Extrait:
━━━━━━━━━━━━━━━━

Nous aurons donc l’occasion, tout au long de l’année prochaine et au-delà, de documenter des réformes et des économies qui devraient contribuer à améliorer significativement le solde de nos finances publiques. S’il était possible, monsieur le secrétaire d'État, d’accomplir ce travail dans un temps plus limité, vous l’auriez fait et vous auriez proposé autre chose que la mesure de rabot sur les crédits des différentes missions, visant à économiser 800 millions d'euros supplémentaires, qui a fait l’objet de la seconde délibération à l’Assemblée nationale.

En dépit des contraintes imposées par la LOLF et par un calendrier qui limite à vingt jours la durée de l’examen par le Sénat du projet de loi de finances, nous répondrons à votre impatience, monsieur le secrétaire d'État, en proposant, à partir de vendredi, des économies. Certaines mesures auront une incidence très significative dès l’année 2015, d’autres monteront en puissance progressivement, et nous aurons sans doute l’occasion, lors de l’examen des crédits des missions, d’exposer de vraies divergences de fond.

Cela suppose évidemment d’adopter la première partie du projet de loi de finances, qui retrace en quelque sorte les vœux émis par notre assemblée. Je vous y invite, mes chers collègues, car un vote négatif nous priverait de l’examen de la seconde partie. Le Sénat aura alors à cœur de formuler des propositions utiles et d’examiner de manière très approfondie les crédits des missions.

Je voudrais saluer l’état d’esprit dans lequel se sont déroulés nos travaux, notamment en commission, madame la présidente. Nous avons eu des débats de très grande qualité, tout à fait dépassionnés, constructifs, en rupture avec les postures politiques traditionnelles.

M. Albéric de Montgolfier, rapporteur général de la commission des finances. En tout état de cause, la nouvelle majorité sénatoriale, loin de s’opposer systématiquement au Gouvernement, a choisi d’adopter une position de responsabilité. Nous aurions pu élaborer un faux contre-budget, en rabotant de 20 % les crédits de toutes les missions et en proposant une baisse des impôts de 100 milliards d'euros, mais cela n’aurait pas été sérieux. Nous aurions pu aussi, arguant d’un désaccord fondamental avec le Gouvernement, tout rejeter, mais, je le répète, nous avons voulu faire preuve de responsabilité.

━━━━━━━━━━━━━━━━

Consignes: Traduisez en anglais cette phrase de l'extrait : « Nous avons eu des débats de très grande qualité, tout à fait dépassionnés, constructifs, en rupture avec les postures politiques traditionnelles. »

Document source:
━━━━━━━━━━━━━━━━

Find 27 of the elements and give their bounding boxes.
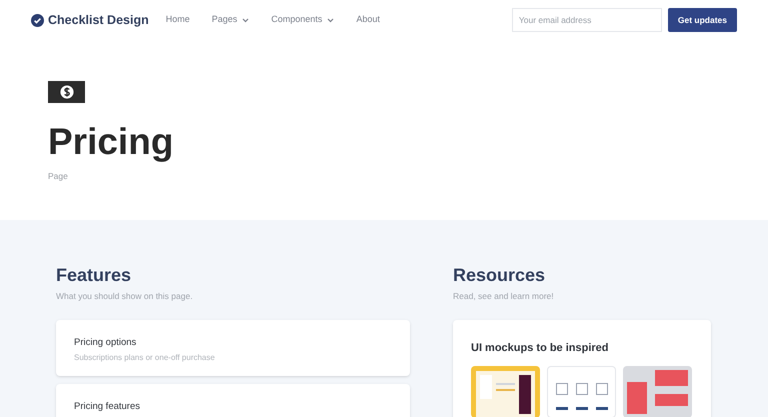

━━━━━━━━━━━━━━━━

Résultat obtenu: We had debates of very high quality, entirely dispassionate and constructive, breaking with traditional political posturing.